● **Do this**: Copy every record below exactly.

● **Extracted material**:

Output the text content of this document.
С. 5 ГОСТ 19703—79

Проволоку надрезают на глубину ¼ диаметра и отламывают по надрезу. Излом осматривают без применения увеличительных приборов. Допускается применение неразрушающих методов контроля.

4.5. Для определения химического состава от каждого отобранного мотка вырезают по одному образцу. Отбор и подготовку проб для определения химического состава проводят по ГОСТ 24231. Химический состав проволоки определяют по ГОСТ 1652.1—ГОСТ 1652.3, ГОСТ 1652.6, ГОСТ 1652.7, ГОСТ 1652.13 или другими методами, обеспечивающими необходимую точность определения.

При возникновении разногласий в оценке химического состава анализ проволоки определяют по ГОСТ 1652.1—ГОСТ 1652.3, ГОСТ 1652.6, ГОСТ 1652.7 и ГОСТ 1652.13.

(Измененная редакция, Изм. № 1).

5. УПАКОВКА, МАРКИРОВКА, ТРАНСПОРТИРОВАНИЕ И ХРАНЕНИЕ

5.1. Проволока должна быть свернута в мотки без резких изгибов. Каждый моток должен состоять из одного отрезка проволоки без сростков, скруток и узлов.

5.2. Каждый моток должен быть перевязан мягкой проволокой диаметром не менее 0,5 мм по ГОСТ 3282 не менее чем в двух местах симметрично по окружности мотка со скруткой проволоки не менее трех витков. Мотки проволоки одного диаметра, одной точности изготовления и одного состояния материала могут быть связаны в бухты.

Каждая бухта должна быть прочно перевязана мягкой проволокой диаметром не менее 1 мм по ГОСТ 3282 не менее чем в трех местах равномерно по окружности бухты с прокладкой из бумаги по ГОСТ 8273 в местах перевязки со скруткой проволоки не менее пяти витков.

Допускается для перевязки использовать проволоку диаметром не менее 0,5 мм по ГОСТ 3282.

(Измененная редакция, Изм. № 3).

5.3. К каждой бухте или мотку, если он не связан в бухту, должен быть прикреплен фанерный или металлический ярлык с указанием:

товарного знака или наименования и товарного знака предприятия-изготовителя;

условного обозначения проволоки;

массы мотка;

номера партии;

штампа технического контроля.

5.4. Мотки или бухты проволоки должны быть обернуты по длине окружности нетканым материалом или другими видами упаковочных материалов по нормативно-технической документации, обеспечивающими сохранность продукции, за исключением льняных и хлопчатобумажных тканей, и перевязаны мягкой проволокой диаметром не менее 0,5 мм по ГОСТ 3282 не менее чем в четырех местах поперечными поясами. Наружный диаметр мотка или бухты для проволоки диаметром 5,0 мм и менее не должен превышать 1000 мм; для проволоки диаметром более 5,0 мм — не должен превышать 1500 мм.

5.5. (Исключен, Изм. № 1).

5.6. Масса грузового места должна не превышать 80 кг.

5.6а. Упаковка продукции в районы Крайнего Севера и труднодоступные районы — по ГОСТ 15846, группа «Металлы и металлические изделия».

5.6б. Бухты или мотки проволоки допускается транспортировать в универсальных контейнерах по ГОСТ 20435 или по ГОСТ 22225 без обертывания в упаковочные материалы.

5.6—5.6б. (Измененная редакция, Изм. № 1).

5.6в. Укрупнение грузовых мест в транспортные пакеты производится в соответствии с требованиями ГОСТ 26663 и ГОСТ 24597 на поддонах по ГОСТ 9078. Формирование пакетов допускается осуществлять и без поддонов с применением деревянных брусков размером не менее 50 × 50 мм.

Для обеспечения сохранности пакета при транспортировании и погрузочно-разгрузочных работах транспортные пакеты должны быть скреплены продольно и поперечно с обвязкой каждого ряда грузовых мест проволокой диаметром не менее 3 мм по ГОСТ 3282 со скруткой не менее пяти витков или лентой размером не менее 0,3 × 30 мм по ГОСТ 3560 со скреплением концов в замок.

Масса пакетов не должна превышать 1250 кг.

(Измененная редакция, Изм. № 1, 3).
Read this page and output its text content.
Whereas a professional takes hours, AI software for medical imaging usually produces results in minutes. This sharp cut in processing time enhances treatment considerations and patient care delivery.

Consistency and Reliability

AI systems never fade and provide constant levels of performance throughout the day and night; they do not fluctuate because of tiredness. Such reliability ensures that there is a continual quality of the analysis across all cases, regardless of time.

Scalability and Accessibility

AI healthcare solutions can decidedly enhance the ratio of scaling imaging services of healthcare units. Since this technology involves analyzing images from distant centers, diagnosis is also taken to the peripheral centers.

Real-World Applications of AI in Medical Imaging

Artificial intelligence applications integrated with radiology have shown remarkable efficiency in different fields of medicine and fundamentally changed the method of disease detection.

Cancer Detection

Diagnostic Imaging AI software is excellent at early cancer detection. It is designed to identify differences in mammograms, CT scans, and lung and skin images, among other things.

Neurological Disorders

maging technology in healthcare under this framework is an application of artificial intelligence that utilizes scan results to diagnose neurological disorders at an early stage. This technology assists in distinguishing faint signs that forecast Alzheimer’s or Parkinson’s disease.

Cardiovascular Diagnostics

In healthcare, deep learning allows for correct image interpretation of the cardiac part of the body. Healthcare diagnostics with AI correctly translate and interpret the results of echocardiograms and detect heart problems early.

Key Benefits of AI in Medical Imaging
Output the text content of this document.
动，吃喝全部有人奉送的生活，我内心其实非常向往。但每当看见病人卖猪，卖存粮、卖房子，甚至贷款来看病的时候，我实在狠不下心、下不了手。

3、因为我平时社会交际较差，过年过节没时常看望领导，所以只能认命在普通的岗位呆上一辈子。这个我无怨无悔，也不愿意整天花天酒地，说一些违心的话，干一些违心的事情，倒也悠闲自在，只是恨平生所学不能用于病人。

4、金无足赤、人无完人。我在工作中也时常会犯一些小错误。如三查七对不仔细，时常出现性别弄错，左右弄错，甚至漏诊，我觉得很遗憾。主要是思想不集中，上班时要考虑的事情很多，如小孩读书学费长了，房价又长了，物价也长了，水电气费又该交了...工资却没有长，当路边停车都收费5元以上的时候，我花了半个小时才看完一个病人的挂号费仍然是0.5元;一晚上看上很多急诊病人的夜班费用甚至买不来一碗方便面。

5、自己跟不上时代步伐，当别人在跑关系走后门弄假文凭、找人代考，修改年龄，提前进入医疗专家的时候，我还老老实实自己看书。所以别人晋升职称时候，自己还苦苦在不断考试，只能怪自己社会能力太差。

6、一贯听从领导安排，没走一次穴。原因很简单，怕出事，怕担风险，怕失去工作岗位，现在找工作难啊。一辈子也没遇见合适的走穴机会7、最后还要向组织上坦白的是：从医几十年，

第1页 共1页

● **Full solution**:
Output the text content of this document.
С. 5 ГОСТ 19703—79

Проволоку надрезают на глубину ¼ диаметра и отламывают по надрезу. Излом осматривают без применения увеличительных приборов. Допускается применение неразрушающих методов контроля.

4.5. Для определения химического состава от каждого отобранного мотка вырезают по одному образцу. Отбор и подготовку проб для определения химического состава проводят по ГОСТ 24231. Химический состав проволоки определяют по ГОСТ 1652.1—ГОСТ 1652.3, ГОСТ 1652.6, ГОСТ 1652.7, ГОСТ 1652.13 или другими методами, обеспечивающими необходимую точность определения.

При возникновении разногласий в оценке химического состава анализ проволоки определяют по ГОСТ 1652.1—ГОСТ 1652.3, ГОСТ 1652.6, ГОСТ 1652.7 и ГОСТ 1652.13.

(Измененная редакция, Изм. № 1).

5. УПАКОВКА, МАРКИРОВКА, ТРАНСПОРТИРОВАНИЕ И ХРАНЕНИЕ

5.1. Проволока должна быть свернута в мотки без резких изгибов. Каждый моток должен состоять из одного отрезка проволоки без сростков, скруток и узлов.

5.2. Каждый моток должен быть перевязан мягкой проволокой диаметром не менее 0,5 мм по ГОСТ 3282 не менее чем в двух местах симметрично по окружности мотка со скруткой проволоки не менее трех витков. Мотки проволоки одного диаметра, одной точности изготовления и одного состояния материала могут быть связаны в бухты.

Каждая бухта должна быть прочно перевязана мягкой проволокой диаметром не менее 1 мм по ГОСТ 3282 не менее чем в трех местах равномерно по окружности бухты с прокладкой из бумаги по ГОСТ 8273 в местах перевязки со скруткой проволоки не менее пяти витков.

Допускается для перевязки использовать проволоку диаметром не менее 0,5 мм по ГОСТ 3282.

(Измененная редакция, Изм. № 3).

5.3. К каждой бухте или мотку, если он не связан в бухту, должен быть прикреплен фанерный или металлический ярлык с указанием:

товарного знака или наименования и товарного знака предприятия-изготовителя;

условного обозначения проволоки;

массы мотка;

номера партии;

штампа технического контроля.

5.4. Мотки или бухты проволоки должны быть обернуты по длине окружности нетканым материалом или другими видами упаковочных материалов по нормативно-технической документации, обеспечивающими сохранность продукции, за исключением льняных и хлопчатобумажных тканей, и перевязаны мягкой проволокой диаметром не менее 0,5 мм по ГОСТ 3282 не менее чем в четырех местах поперечными поясами. Наружный диаметр мотка или бухты для проволоки диаметром 5,0 мм и менее не должен превышать 1000 мм; для проволоки диаметром более 5,0 мм — не должен превышать 1500 мм.

5.5. (Исключен, Изм. № 1).

5.6. Масса грузового места должна не превышать 80 кг.

5.6а. Упаковка продукции в районы Крайнего Севера и труднодоступные районы — по ГОСТ 15846, группа «Металлы и металлические изделия».

5.6б. Бухты или мотки проволоки допускается транспортировать в универсальных контейнерах по ГОСТ 20435 или по ГОСТ 22225 без обертывания в упаковочные материалы.

5.6—5.6б. (Измененная редакция, Изм. № 1).

5.6в. Укрупнение грузовых мест в транспортные пакеты производится в соответствии с требованиями ГОСТ 26663 и ГОСТ 24597 на поддонах по ГОСТ 9078. Формирование пакетов допускается осуществлять и без поддонов с применением деревянных брусков размером не менее 50 × 50 мм.

Для обеспечения сохранности пакета при транспортировании и погрузочно-разгрузочных работах транспортные пакеты должны быть скреплены продольно и поперечно с обвязкой каждого ряда грузовых мест проволокой диаметром не менее 3 мм по ГОСТ 3282 со скруткой не менее пяти витков или лентой размером не менее 0,3 × 30 мм по ГОСТ 3560 со скреплением концов в замок.

Масса пакетов не должна превышать 1250 кг.

(Измененная редакция, Изм. № 1, 3).
Read this page and output its text content.
Whereas a professional takes hours, AI software for medical imaging usually produces results in minutes. This sharp cut in processing time enhances treatment considerations and patient care delivery.

Consistency and Reliability

AI systems never fade and provide constant levels of performance throughout the day and night; they do not fluctuate because of tiredness. Such reliability ensures that there is a continual quality of the analysis across all cases, regardless of time.

Scalability and Accessibility

AI healthcare solutions can decidedly enhance the ratio of scaling imaging services of healthcare units. Since this technology involves analyzing images from distant centers, diagnosis is also taken to the peripheral centers.

Real-World Applications of AI in Medical Imaging

Artificial intelligence applications integrated with radiology have shown remarkable efficiency in different fields of medicine and fundamentally changed the method of disease detection.

Cancer Detection

Diagnostic Imaging AI software is excellent at early cancer detection. It is designed to identify differences in mammograms, CT scans, and lung and skin images, among other things.

Neurological Disorders

maging technology in healthcare under this framework is an application of artificial intelligence that utilizes scan results to diagnose neurological disorders at an early stage. This technology assists in distinguishing faint signs that forecast Alzheimer’s or Parkinson’s disease.

Cardiovascular Diagnostics

In healthcare, deep learning allows for correct image interpretation of the cardiac part of the body. Healthcare diagnostics with AI correctly translate and interpret the results of echocardiograms and detect heart problems early.

Key Benefits of AI in Medical Imaging
Output the text content of this document.
动，吃喝全部有人奉送的生活，我内心其实非常向往。但每当看见病人卖猪，卖存粮、卖房子，甚至贷款来看病的时候，我实在狠不下心、下不了手。

3、因为我平时社会交际较差，过年过节没时常看望领导，所以只能认命在普通的岗位呆上一辈子。这个我无怨无悔，也不愿意整天花天酒地，说一些违心的话，干一些违心的事情，倒也悠闲自在，只是恨平生所学不能用于病人。

4、金无足赤、人无完人。我在工作中也时常会犯一些小错误。如三查七对不仔细，时常出现性别弄错，左右弄错，甚至漏诊，我觉得很遗憾。主要是思想不集中，上班时要考虑的事情很多，如小孩读书学费长了，房价又长了，物价也长了，水电气费又该交了...工资却没有长，当路边停车都收费5元以上的时候，我花了半个小时才看完一个病人的挂号费仍然是0.5元;一晚上看上很多急诊病人的夜班费用甚至买不来一碗方便面。

5、自己跟不上时代步伐，当别人在跑关系走后门弄假文凭、找人代考，修改年龄，提前进入医疗专家的时候，我还老老实实自己看书。所以别人晋升职称时候，自己还苦苦在不断考试，只能怪自己社会能力太差。

6、一贯听从领导安排，没走一次穴。原因很简单，怕出事，怕担风险，怕失去工作岗位，现在找工作难啊。一辈子也没遇见合适的走穴机会7、最后还要向组织上坦白的是：从医几十年，

第1页 共1页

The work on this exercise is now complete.